[Part of a data file]
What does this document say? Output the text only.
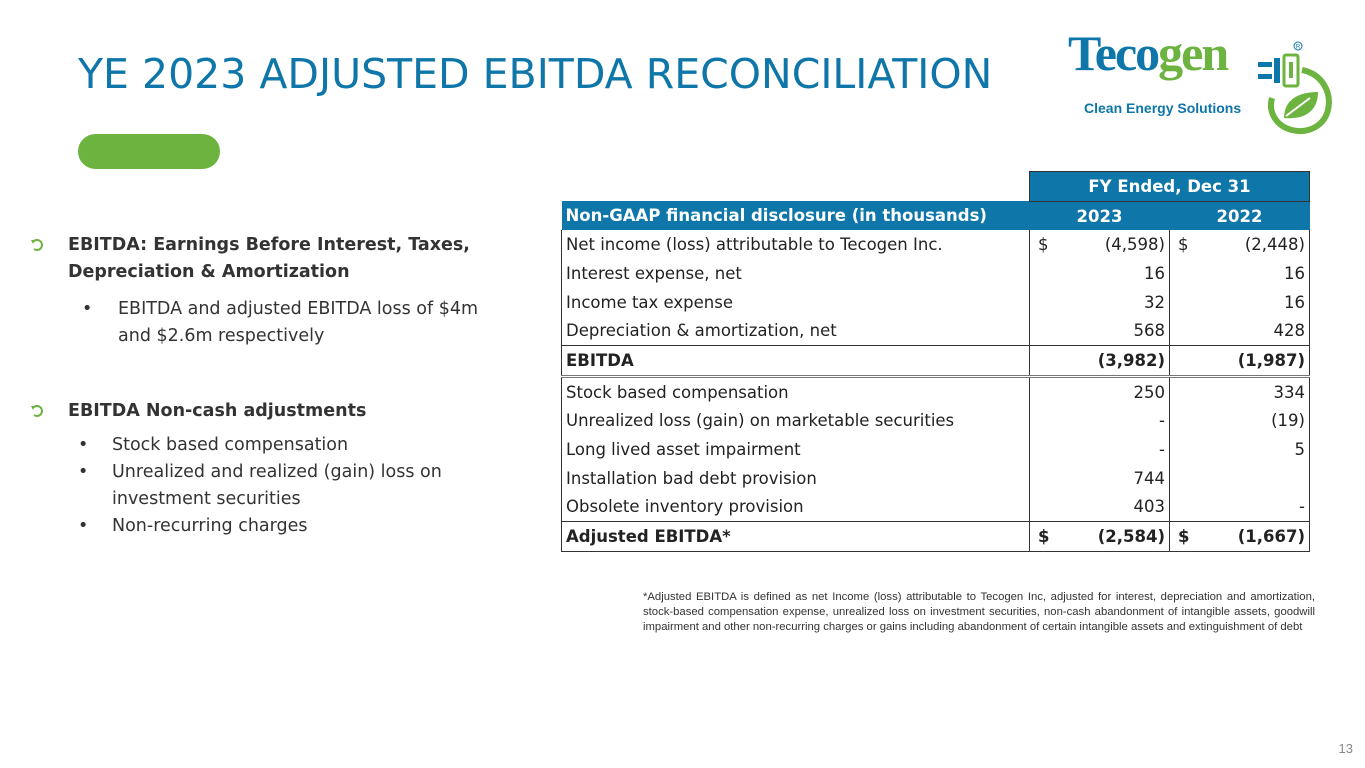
YE 2023 ADJUSTED EBITDA RECONCILIATION Tecogen	R
Clean Energy Solutions
EBITDA: Earnings Before Interest, Taxes, Depreciation & Amortization
• EBITDA and adjusted EBITDA loss of $4m and $2.6m respectively
EBITDA Non-cash adjustments
• Stock based compensation
• Unrealized and realized (gain) loss on investment securities
• Non-recurring charges
	FY Ended, Dec 31	
Non-GAAP financial disclosure (in thousands)	2023	2022
Net income (loss) attributable to Tecogen Inc.	$ (4,598)	$ (2,448)
Interest expense, net	16	16
Income tax expense	32	16
Depreciation & amortization, net	568	428
EBITDA	(3,982)	(1,987)
Stock based compensation	250	334
Unrealized loss (gain) on marketable securities	-	(19)
Long lived asset impairment	-	5
Installation bad debt provision	744	
Obsolete inventory provision	403	-
Adjusted EBITDA*	$ (2,584)	$ (1,667)

*Adjusted EBITDA is defined as net Income (loss) attributable to Tecogen Inc, adjusted for interest, depreciation and amortization, stock-based compensation expense, unrealized loss on investment securities, non-cash abandonment of intangible assets, goodwill impairment and other non-recurring charges or gains including abandonment of certain intangible assets and extinguishment of debt

13
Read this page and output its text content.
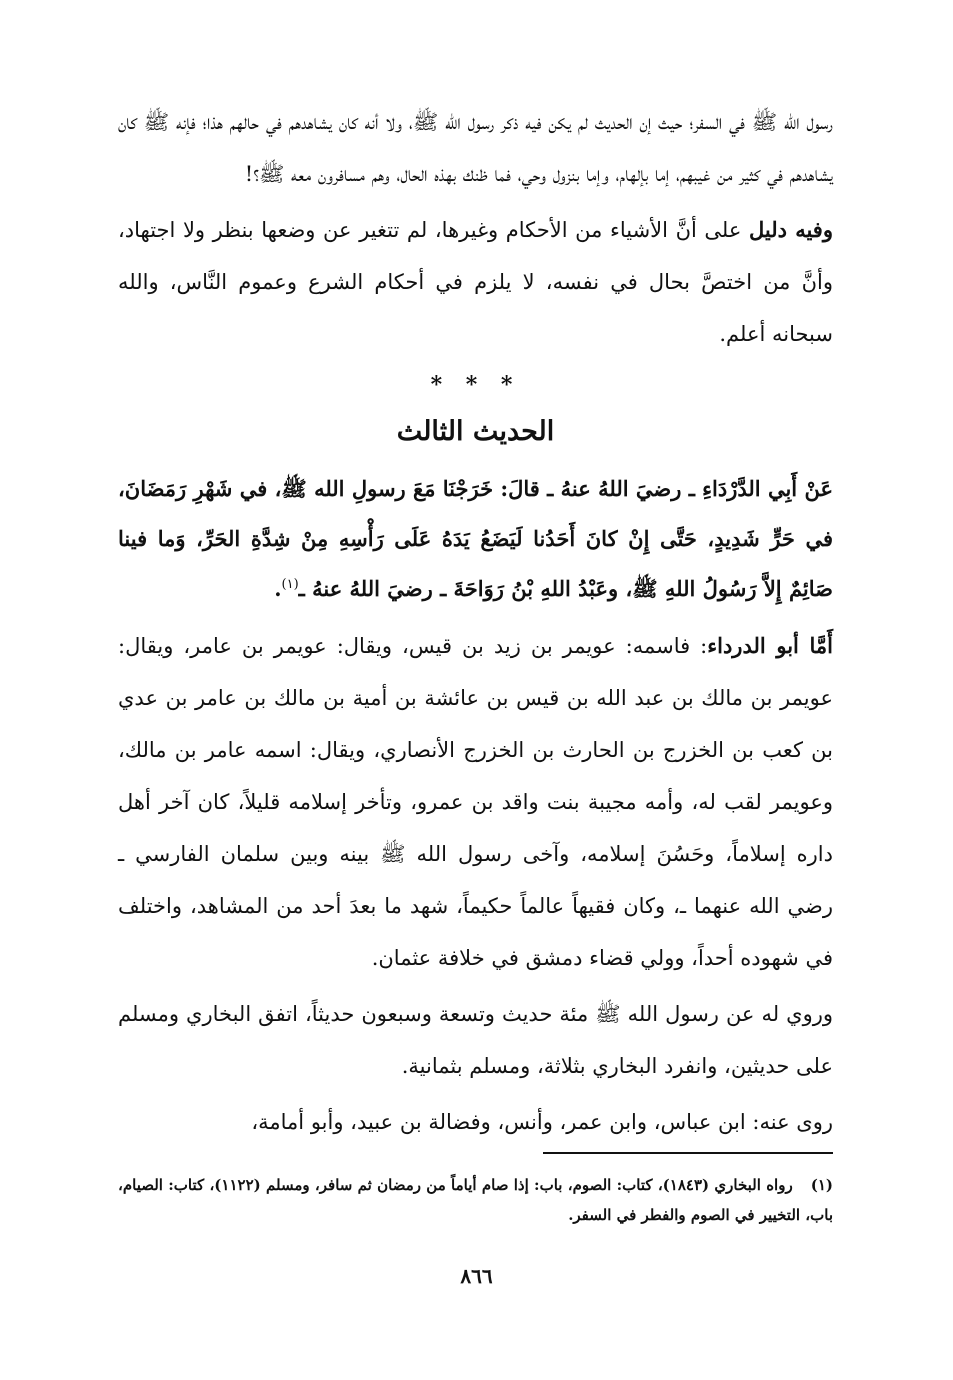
رسول الله ﷺ في السفر؛ حيث إن الحديث لم يكن فيه ذكر رسول الله ﷺ، ولا أنه كان يشاهدهم في حالهم هذا؛ فإنه ﷺ كان يشاهدهم في كثير من غيبهم، إما بإلهام، وإما بنزول وحي، فما ظنك بهذه الحال، وهم مسافرون معه ﷺ؟!

وفيه دليل على أنَّ الأشياء من الأحكام وغيرها، لم تتغير عن وضعها بنظر ولا اجتهاد، وأنَّ من اختصَّ بحال في نفسه، لا يلزم في أحكام الشرع وعموم النَّاس، والله سبحانه أعلم.

* * *
الحديث الثالث

عَنْ أَبِي الدَّرْدَاءِ ـ رضيَ اللهُ عنهُ ـ قالَ: خَرَجْنَا مَعَ رسولِ الله ﷺ، في شَهْرِ رَمَضَانَ، في حَرٍّ شَدِيدٍ، حَتَّى إِنْ كانَ أَحَدُنا لَيَضَعُ يَدَهُ عَلَى رَأْسِهِ مِنْ شِدَّةِ الحَرِّ، وَما فينا صَائِمٌ إِلاَّ رَسُولُ اللهِ ﷺ، وعَبْدُ اللهِ بْنُ رَوَاحَةَ ـ رضيَ اللهُ عنهُ ـ$^{(١)}$.

أَمَّا أبو الدرداء: فاسمه: عويمر بن زيد بن قيس، ويقال: عويمر بن عامر، ويقال: عويمر بن مالك بن عبد الله بن قيس بن عائشة بن أمية بن مالك بن عامر بن عدي بن كعب بن الخزرج بن الحارث بن الخزرج الأنصاري، ويقال: اسمه عامر بن مالك، وعويمر لقب له، وأمه مجيبة بنت واقد بن عمرو، وتأخر إسلامه قليلاً، كان آخر أهل داره إسلاماً، وحَسُنَ إسلامه، وآخى رسول الله ﷺ بينه وبين سلمان الفارسي ـ رضي الله عنهما ـ، وكان فقيهاً عالماً حكيماً، شهد ما بعدَ أحد من المشاهد، واختلف في شهوده أحداً، وولي قضاء دمشق في خلافة عثمان.

وروي له عن رسول الله ﷺ مئة حديث وتسعة وسبعون حديثاً، اتفق البخاري ومسلم على حديثين، وانفرد البخاري بثلاثة، ومسلم بثمانية.

روى عنه: ابن عباس، وابن عمر، وأنس، وفضالة بن عبيد، وأبو أمامة،

(١)رواه البخاري (١٨٤٣)، كتاب: الصوم، باب: إذا صام أياماً من رمضان ثم سافر، ومسلم (١١٢٢)، كتاب: الصيام، باب، التخيير في الصوم والفطر في السفر.
٨٦٦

◆ **DIRECTIONS**
Go through the entries and return each line where the word "based" appears.

◆ **PROBLEM SOLUTION**
• Stock based compensation
Stock based compensation	250	334
*Adjusted EBITDA is defined as net Income (loss) attributable to Tecogen Inc, adjusted for interest, depreciation and amortization, stock-based compensation expense, unrealized loss on investment securities, non-cash abandonment of intangible assets, goodwill impairment and other non-recurring charges or gains including abandonment of certain intangible assets and extinguishment of debt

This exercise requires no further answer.